## START

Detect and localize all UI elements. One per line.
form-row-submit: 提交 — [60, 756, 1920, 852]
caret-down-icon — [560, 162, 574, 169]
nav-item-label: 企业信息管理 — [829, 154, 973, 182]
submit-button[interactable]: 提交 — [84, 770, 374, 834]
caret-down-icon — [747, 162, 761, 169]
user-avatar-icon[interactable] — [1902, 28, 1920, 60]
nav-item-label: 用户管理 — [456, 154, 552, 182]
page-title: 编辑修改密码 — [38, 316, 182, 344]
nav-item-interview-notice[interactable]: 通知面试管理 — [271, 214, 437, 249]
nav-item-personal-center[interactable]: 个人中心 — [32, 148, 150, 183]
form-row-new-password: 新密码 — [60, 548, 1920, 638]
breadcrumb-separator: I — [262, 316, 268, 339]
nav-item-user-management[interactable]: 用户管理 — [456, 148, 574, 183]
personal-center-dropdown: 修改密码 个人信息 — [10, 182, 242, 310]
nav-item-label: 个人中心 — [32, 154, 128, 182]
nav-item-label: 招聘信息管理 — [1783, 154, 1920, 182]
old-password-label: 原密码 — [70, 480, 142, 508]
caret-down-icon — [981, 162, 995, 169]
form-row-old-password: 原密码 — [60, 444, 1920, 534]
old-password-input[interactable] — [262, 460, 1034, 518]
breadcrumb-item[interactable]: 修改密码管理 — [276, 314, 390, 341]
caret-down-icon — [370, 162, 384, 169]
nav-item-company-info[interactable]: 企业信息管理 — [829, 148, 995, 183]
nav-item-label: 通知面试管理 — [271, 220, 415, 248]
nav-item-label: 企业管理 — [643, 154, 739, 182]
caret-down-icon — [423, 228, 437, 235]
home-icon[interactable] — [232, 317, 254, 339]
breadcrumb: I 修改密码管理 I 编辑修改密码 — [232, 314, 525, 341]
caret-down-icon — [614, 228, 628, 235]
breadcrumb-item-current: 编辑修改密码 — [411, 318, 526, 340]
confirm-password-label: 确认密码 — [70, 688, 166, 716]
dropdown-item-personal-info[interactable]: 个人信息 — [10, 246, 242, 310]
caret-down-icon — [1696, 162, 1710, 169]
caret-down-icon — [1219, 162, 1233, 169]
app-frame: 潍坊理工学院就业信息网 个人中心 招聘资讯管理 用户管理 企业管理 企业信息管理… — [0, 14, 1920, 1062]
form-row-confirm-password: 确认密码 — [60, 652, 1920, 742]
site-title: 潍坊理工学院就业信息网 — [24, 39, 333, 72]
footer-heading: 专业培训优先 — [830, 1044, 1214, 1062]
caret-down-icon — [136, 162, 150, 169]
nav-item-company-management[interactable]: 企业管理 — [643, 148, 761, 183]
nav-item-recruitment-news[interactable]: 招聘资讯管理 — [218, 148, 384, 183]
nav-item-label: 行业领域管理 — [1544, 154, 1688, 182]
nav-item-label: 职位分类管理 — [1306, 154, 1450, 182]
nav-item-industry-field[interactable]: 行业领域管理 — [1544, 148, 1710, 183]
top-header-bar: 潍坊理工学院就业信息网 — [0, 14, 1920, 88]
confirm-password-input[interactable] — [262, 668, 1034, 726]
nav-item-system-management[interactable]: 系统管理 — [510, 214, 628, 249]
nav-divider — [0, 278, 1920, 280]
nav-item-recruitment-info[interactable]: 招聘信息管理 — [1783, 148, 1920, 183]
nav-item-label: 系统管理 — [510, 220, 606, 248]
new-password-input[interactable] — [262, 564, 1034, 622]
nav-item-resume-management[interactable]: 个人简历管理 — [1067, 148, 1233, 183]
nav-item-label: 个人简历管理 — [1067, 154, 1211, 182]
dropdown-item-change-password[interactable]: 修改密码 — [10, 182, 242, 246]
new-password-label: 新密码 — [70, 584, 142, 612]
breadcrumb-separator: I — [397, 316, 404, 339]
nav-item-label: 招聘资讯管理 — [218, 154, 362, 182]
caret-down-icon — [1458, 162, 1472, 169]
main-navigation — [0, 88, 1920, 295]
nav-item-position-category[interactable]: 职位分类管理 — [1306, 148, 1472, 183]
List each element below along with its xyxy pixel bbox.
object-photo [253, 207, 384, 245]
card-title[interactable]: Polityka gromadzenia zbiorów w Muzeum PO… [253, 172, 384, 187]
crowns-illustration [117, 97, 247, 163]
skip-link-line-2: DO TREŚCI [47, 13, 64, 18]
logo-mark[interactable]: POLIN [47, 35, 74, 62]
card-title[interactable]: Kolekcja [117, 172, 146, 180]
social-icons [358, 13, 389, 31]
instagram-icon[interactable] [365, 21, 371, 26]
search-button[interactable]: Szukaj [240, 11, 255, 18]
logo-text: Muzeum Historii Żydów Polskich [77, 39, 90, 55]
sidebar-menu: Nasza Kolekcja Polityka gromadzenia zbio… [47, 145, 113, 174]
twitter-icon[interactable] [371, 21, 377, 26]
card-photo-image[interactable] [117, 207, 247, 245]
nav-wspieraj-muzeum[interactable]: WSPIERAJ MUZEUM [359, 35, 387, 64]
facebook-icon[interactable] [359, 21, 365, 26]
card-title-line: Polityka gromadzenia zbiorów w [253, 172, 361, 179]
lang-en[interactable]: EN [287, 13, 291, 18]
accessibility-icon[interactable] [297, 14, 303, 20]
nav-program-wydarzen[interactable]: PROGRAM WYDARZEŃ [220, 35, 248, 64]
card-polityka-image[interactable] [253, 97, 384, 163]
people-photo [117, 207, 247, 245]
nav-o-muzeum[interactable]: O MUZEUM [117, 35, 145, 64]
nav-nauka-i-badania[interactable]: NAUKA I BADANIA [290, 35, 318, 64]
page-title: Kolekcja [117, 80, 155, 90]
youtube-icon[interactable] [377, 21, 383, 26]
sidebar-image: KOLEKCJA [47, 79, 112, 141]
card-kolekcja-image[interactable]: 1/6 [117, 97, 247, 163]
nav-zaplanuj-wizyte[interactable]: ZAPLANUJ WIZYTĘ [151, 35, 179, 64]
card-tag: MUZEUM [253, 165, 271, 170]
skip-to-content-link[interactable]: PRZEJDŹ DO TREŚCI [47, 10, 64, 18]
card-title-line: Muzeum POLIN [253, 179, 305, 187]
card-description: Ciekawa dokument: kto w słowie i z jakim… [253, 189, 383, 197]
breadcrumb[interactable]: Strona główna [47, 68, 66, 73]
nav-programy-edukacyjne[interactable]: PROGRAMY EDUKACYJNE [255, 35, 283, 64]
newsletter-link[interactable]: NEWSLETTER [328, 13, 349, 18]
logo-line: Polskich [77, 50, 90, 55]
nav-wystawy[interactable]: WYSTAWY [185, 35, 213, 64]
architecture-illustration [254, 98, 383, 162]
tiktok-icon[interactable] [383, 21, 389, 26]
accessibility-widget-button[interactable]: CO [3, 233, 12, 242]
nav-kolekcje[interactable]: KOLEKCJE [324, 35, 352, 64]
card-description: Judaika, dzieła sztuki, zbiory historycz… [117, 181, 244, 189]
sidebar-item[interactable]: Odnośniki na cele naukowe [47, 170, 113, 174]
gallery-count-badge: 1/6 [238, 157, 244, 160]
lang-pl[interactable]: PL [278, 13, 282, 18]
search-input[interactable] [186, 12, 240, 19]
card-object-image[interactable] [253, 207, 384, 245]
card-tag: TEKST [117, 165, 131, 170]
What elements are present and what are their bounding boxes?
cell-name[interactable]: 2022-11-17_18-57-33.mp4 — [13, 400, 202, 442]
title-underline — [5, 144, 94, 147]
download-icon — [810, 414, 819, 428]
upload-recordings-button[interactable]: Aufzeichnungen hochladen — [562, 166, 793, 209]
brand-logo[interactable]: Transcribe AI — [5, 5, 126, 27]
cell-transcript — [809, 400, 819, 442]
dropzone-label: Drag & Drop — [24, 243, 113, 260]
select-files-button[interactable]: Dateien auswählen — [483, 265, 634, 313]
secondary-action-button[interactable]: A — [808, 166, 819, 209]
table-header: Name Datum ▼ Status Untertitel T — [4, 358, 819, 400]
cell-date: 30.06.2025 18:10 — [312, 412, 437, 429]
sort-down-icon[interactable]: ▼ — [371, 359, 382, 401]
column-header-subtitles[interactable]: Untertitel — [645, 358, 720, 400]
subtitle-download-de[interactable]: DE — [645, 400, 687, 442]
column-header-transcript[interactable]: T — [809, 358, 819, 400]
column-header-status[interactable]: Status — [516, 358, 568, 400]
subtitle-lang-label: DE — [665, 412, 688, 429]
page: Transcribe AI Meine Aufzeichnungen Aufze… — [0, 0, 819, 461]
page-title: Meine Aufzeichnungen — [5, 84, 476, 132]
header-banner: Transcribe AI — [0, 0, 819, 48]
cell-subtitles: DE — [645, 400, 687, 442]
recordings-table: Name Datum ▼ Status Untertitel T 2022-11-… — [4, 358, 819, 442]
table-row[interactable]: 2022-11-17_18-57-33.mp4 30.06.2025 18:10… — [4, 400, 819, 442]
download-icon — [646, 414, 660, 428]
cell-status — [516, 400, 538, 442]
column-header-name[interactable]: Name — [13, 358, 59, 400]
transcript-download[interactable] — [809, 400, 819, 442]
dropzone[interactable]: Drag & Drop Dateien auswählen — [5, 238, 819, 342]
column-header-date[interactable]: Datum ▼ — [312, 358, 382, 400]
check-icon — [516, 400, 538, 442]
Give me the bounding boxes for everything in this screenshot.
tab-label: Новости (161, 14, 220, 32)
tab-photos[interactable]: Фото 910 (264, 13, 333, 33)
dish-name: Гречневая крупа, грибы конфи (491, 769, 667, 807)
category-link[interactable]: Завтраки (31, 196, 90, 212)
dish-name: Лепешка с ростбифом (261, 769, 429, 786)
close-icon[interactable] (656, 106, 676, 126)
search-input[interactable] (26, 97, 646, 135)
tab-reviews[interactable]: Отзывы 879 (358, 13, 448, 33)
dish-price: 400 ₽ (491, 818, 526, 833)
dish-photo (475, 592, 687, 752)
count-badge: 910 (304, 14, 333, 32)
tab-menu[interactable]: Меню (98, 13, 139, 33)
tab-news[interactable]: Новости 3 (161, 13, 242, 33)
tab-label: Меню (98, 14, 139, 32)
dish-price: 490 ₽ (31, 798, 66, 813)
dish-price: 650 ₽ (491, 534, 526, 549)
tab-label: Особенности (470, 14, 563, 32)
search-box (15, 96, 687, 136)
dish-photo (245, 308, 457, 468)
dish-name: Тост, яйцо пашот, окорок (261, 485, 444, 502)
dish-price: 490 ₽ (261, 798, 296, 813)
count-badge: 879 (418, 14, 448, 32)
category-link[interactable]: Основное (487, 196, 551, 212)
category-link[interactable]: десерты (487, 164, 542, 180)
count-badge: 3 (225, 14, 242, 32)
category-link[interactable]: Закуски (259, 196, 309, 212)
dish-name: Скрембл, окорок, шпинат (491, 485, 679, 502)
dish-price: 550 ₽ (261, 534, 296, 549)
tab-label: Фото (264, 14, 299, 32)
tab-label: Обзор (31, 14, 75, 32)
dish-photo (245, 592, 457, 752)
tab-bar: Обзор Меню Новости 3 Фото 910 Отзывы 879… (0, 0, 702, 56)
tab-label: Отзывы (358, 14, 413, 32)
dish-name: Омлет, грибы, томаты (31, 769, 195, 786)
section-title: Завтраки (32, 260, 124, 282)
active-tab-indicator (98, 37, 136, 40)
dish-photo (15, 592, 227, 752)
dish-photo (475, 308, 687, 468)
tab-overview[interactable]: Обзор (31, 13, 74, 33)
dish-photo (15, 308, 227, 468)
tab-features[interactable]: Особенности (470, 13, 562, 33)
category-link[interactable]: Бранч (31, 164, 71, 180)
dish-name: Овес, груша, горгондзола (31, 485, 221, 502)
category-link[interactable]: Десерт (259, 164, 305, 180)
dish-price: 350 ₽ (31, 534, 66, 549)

## END

What to work on » Please convert the entries, from the first line up to and including the line with "nav-item-recruitment-news[interactable]: 招聘资讯管理 —", into a numbered list, leaving out any blank lines.

Output of the task »
1. Detect and localize all UI elements. One per line.
2. form-row-submit: 提交 — [60, 756, 1920, 852]
3. caret-down-icon — [560, 162, 574, 169]
4. nav-item-label: 企业信息管理 — [829, 154, 973, 182]
5. submit-button[interactable]: 提交 — [84, 770, 374, 834]
6. caret-down-icon — [747, 162, 761, 169]
7. user-avatar-icon[interactable] — [1902, 28, 1920, 60]
8. nav-item-label: 用户管理 — [456, 154, 552, 182]
9. page-title: 编辑修改密码 — [38, 316, 182, 344]
10. nav-item-interview-notice[interactable]: 通知面试管理 — [271, 214, 437, 249]
11. nav-item-personal-center[interactable]: 个人中心 — [32, 148, 150, 183]
12. form-row-new-password: 新密码 — [60, 548, 1920, 638]
13. breadcrumb-separator: I — [262, 316, 268, 339]
14. nav-item-user-management[interactable]: 用户管理 — [456, 148, 574, 183]
15. personal-center-dropdown: 修改密码 个人信息 — [10, 182, 242, 310]
16. nav-item-label: 个人中心 — [32, 154, 128, 182]
17. nav-item-label: 招聘信息管理 — [1783, 154, 1920, 182]
18. old-password-label: 原密码 — [70, 480, 142, 508]
19. caret-down-icon — [981, 162, 995, 169]
20. form-row-old-password: 原密码 — [60, 444, 1920, 534]
21. old-password-input[interactable] — [262, 460, 1034, 518]
22. breadcrumb-item[interactable]: 修改密码管理 — [276, 314, 390, 341]
23. caret-down-icon — [370, 162, 384, 169]
24. nav-item-company-info[interactable]: 企业信息管理 — [829, 148, 995, 183]
25. nav-item-label: 通知面试管理 — [271, 220, 415, 248]
26. nav-item-label: 企业管理 — [643, 154, 739, 182]
27. caret-down-icon — [423, 228, 437, 235]
28. home-icon[interactable] — [232, 317, 254, 339]
29. breadcrumb: I 修改密码管理 I 编辑修改密码 — [232, 314, 525, 341]
30. caret-down-icon — [614, 228, 628, 235]
31. breadcrumb-item-current: 编辑修改密码 — [411, 318, 526, 340]
32. confirm-password-label: 确认密码 — [70, 688, 166, 716]
33. dropdown-item-personal-info[interactable]: 个人信息 — [10, 246, 242, 310]
34. caret-down-icon — [1696, 162, 1710, 169]
35. caret-down-icon — [1219, 162, 1233, 169]
36. app-frame: 潍坊理工学院就业信息网 个人中心 招聘资讯管理 用户管理 企业管理 企业信息管理… — [0, 14, 1920, 1062]
37. form-row-confirm-password: 确认密码 — [60, 652, 1920, 742]
38. site-title: 潍坊理工学院就业信息网 — [24, 39, 333, 72]
39. footer-heading: 专业培训优先 — [830, 1044, 1214, 1062]
40. caret-down-icon — [136, 162, 150, 169]
41. nav-item-company-management[interactable]: 企业管理 — [643, 148, 761, 183]
42. nav-item-recruitment-news[interactable]: 招聘资讯管理 — [218, 148, 384, 183]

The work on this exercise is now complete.